> [Task to complete]: All entries are to be given again verbatim.

> [Stored data]:
************

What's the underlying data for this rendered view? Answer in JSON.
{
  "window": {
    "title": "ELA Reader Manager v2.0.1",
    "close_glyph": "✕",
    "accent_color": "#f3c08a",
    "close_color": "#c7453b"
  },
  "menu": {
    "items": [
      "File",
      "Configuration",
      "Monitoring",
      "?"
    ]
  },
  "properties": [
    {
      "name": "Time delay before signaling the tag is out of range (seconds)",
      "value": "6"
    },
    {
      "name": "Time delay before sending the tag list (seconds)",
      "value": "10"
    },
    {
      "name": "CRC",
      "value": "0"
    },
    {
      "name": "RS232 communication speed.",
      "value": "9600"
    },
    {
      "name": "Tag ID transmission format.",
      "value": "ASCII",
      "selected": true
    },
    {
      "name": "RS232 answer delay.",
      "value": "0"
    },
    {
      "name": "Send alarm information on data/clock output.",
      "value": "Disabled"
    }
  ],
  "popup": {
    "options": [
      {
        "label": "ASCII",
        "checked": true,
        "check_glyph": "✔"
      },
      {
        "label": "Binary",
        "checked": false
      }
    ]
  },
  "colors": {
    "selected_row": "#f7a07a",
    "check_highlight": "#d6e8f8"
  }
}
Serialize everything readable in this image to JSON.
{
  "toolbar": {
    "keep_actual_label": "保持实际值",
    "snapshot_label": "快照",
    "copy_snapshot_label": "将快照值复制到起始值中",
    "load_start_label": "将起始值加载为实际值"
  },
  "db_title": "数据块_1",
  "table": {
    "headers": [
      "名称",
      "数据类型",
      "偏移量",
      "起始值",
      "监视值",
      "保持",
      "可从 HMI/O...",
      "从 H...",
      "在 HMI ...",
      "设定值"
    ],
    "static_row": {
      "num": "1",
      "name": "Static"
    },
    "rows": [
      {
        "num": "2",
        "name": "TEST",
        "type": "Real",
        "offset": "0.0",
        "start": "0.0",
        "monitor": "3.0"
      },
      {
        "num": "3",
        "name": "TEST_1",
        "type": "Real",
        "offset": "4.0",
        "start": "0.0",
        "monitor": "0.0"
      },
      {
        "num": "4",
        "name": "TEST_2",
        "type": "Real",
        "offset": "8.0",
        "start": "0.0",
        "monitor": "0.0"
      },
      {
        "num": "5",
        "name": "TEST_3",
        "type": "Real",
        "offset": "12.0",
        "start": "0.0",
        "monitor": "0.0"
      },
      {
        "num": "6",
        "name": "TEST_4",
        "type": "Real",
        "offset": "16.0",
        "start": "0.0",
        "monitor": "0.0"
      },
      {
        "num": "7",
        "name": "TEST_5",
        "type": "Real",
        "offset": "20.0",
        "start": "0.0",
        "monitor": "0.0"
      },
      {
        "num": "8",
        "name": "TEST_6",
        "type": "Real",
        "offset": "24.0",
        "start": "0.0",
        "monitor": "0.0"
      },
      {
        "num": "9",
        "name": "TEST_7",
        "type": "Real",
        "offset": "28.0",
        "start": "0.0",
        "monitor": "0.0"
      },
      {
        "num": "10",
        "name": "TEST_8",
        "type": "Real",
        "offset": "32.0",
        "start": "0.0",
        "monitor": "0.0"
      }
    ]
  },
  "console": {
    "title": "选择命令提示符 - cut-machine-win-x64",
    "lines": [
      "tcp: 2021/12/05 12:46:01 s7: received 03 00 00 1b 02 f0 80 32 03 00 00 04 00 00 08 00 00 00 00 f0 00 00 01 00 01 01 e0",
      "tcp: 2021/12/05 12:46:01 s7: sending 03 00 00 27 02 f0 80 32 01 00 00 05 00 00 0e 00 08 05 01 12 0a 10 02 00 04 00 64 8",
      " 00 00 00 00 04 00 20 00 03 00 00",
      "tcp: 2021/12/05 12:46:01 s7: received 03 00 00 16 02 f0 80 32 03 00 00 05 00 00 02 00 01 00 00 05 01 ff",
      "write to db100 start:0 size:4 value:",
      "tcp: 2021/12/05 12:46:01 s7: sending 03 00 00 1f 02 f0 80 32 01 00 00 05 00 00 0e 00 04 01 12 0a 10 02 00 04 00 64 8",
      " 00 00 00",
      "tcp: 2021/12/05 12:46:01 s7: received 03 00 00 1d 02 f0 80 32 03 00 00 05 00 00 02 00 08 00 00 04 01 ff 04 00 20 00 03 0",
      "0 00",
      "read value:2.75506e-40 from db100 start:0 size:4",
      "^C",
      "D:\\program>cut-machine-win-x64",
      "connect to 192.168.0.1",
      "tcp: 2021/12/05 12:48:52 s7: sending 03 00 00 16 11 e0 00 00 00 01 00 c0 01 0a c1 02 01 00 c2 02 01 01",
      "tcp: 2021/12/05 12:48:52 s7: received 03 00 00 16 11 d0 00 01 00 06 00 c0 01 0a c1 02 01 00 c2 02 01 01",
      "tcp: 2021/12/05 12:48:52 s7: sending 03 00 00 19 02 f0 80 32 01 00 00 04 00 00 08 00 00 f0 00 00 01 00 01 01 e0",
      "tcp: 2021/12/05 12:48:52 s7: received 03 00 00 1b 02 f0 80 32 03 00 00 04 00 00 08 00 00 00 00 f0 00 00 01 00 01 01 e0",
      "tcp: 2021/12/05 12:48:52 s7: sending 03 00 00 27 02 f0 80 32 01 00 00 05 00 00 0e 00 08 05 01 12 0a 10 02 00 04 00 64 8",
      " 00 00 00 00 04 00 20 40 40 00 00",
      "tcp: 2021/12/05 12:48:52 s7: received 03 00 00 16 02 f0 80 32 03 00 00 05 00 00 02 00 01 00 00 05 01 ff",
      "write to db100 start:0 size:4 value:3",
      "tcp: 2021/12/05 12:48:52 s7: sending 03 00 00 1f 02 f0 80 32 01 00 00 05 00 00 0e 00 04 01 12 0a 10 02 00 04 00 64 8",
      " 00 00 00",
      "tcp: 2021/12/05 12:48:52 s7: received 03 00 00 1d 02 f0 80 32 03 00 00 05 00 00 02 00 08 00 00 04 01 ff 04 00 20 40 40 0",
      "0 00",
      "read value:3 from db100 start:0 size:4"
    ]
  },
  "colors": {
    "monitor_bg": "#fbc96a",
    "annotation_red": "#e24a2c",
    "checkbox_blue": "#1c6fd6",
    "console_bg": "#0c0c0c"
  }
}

************

> [Output of the task]:
What's the underlying data for this rendered view? Answer in JSON.
{
  "window": {
    "title": "ELA Reader Manager v2.0.1",
    "close_glyph": "✕",
    "accent_color": "#f3c08a",
    "close_color": "#c7453b"
  },
  "menu": {
    "items": [
      "File",
      "Configuration",
      "Monitoring",
      "?"
    ]
  },
  "properties": [
    {
      "name": "Time delay before signaling the tag is out of range (seconds)",
      "value": "6"
    },
    {
      "name": "Time delay before sending the tag list (seconds)",
      "value": "10"
    },
    {
      "name": "CRC",
      "value": "0"
    },
    {
      "name": "RS232 communication speed.",
      "value": "9600"
    },
    {
      "name": "Tag ID transmission format.",
      "value": "ASCII",
      "selected": true
    },
    {
      "name": "RS232 answer delay.",
      "value": "0"
    },
    {
      "name": "Send alarm information on data/clock output.",
      "value": "Disabled"
    }
  ],
  "popup": {
    "options": [
      {
        "label": "ASCII",
        "checked": true,
        "check_glyph": "✔"
      },
      {
        "label": "Binary",
        "checked": false
      }
    ]
  },
  "colors": {
    "selected_row": "#f7a07a",
    "check_highlight": "#d6e8f8"
  }
}
Serialize everything readable in this image to JSON.
{
  "toolbar": {
    "keep_actual_label": "保持实际值",
    "snapshot_label": "快照",
    "copy_snapshot_label": "将快照值复制到起始值中",
    "load_start_label": "将起始值加载为实际值"
  },
  "db_title": "数据块_1",
  "table": {
    "headers": [
      "名称",
      "数据类型",
      "偏移量",
      "起始值",
      "监视值",
      "保持",
      "可从 HMI/O...",
      "从 H...",
      "在 HMI ...",
      "设定值"
    ],
    "static_row": {
      "num": "1",
      "name": "Static"
    },
    "rows": [
      {
        "num": "2",
        "name": "TEST",
        "type": "Real",
        "offset": "0.0",
        "start": "0.0",
        "monitor": "3.0"
      },
      {
        "num": "3",
        "name": "TEST_1",
        "type": "Real",
        "offset": "4.0",
        "start": "0.0",
        "monitor": "0.0"
      },
      {
        "num": "4",
        "name": "TEST_2",
        "type": "Real",
        "offset": "8.0",
        "start": "0.0",
        "monitor": "0.0"
      },
      {
        "num": "5",
        "name": "TEST_3",
        "type": "Real",
        "offset": "12.0",
        "start": "0.0",
        "monitor": "0.0"
      },
      {
        "num": "6",
        "name": "TEST_4",
        "type": "Real",
        "offset": "16.0",
        "start": "0.0",
        "monitor": "0.0"
      },
      {
        "num": "7",
        "name": "TEST_5",
        "type": "Real",
        "offset": "20.0",
        "start": "0.0",
        "monitor": "0.0"
      },
      {
        "num": "8",
        "name": "TEST_6",
        "type": "Real",
        "offset": "24.0",
        "start": "0.0",
        "monitor": "0.0"
      },
      {
        "num": "9",
        "name": "TEST_7",
        "type": "Real",
        "offset": "28.0",
        "start": "0.0",
        "monitor": "0.0"
      },
      {
        "num": "10",
        "name": "TEST_8",
        "type": "Real",
        "offset": "32.0",
        "start": "0.0",
        "monitor": "0.0"
      }
    ]
  },
  "console": {
    "title": "选择命令提示符 - cut-machine-win-x64",
    "lines": [
      "tcp: 2021/12/05 12:46:01 s7: received 03 00 00 1b 02 f0 80 32 03 00 00 04 00 00 08 00 00 00 00 f0 00 00 01 00 01 01 e0",
      "tcp: 2021/12/05 12:46:01 s7: sending 03 00 00 27 02 f0 80 32 01 00 00 05 00 00 0e 00 08 05 01 12 0a 10 02 00 04 00 64 8",
      " 00 00 00 00 04 00 20 00 03 00 00",
      "tcp: 2021/12/05 12:46:01 s7: received 03 00 00 16 02 f0 80 32 03 00 00 05 00 00 02 00 01 00 00 05 01 ff",
      "write to db100 start:0 size:4 value:",
      "tcp: 2021/12/05 12:46:01 s7: sending 03 00 00 1f 02 f0 80 32 01 00 00 05 00 00 0e 00 04 01 12 0a 10 02 00 04 00 64 8",
      " 00 00 00",
      "tcp: 2021/12/05 12:46:01 s7: received 03 00 00 1d 02 f0 80 32 03 00 00 05 00 00 02 00 08 00 00 04 01 ff 04 00 20 00 03 0",
      "0 00",
      "read value:2.75506e-40 from db100 start:0 size:4",
      "^C",
      "D:\\program>cut-machine-win-x64",
      "connect to 192.168.0.1",
      "tcp: 2021/12/05 12:48:52 s7: sending 03 00 00 16 11 e0 00 00 00 01 00 c0 01 0a c1 02 01 00 c2 02 01 01",
      "tcp: 2021/12/05 12:48:52 s7: received 03 00 00 16 11 d0 00 01 00 06 00 c0 01 0a c1 02 01 00 c2 02 01 01",
      "tcp: 2021/12/05 12:48:52 s7: sending 03 00 00 19 02 f0 80 32 01 00 00 04 00 00 08 00 00 f0 00 00 01 00 01 01 e0",
      "tcp: 2021/12/05 12:48:52 s7: received 03 00 00 1b 02 f0 80 32 03 00 00 04 00 00 08 00 00 00 00 f0 00 00 01 00 01 01 e0",
      "tcp: 2021/12/05 12:48:52 s7: sending 03 00 00 27 02 f0 80 32 01 00 00 05 00 00 0e 00 08 05 01 12 0a 10 02 00 04 00 64 8",
      " 00 00 00 00 04 00 20 40 40 00 00",
      "tcp: 2021/12/05 12:48:52 s7: received 03 00 00 16 02 f0 80 32 03 00 00 05 00 00 02 00 01 00 00 05 01 ff",
      "write to db100 start:0 size:4 value:3",
      "tcp: 2021/12/05 12:48:52 s7: sending 03 00 00 1f 02 f0 80 32 01 00 00 05 00 00 0e 00 04 01 12 0a 10 02 00 04 00 64 8",
      " 00 00 00",
      "tcp: 2021/12/05 12:48:52 s7: received 03 00 00 1d 02 f0 80 32 03 00 00 05 00 00 02 00 08 00 00 04 01 ff 04 00 20 40 40 0",
      "0 00",
      "read value:3 from db100 start:0 size:4"
    ]
  },
  "colors": {
    "monitor_bg": "#fbc96a",
    "annotation_red": "#e24a2c",
    "checkbox_blue": "#1c6fd6",
    "console_bg": "#0c0c0c"
  }
}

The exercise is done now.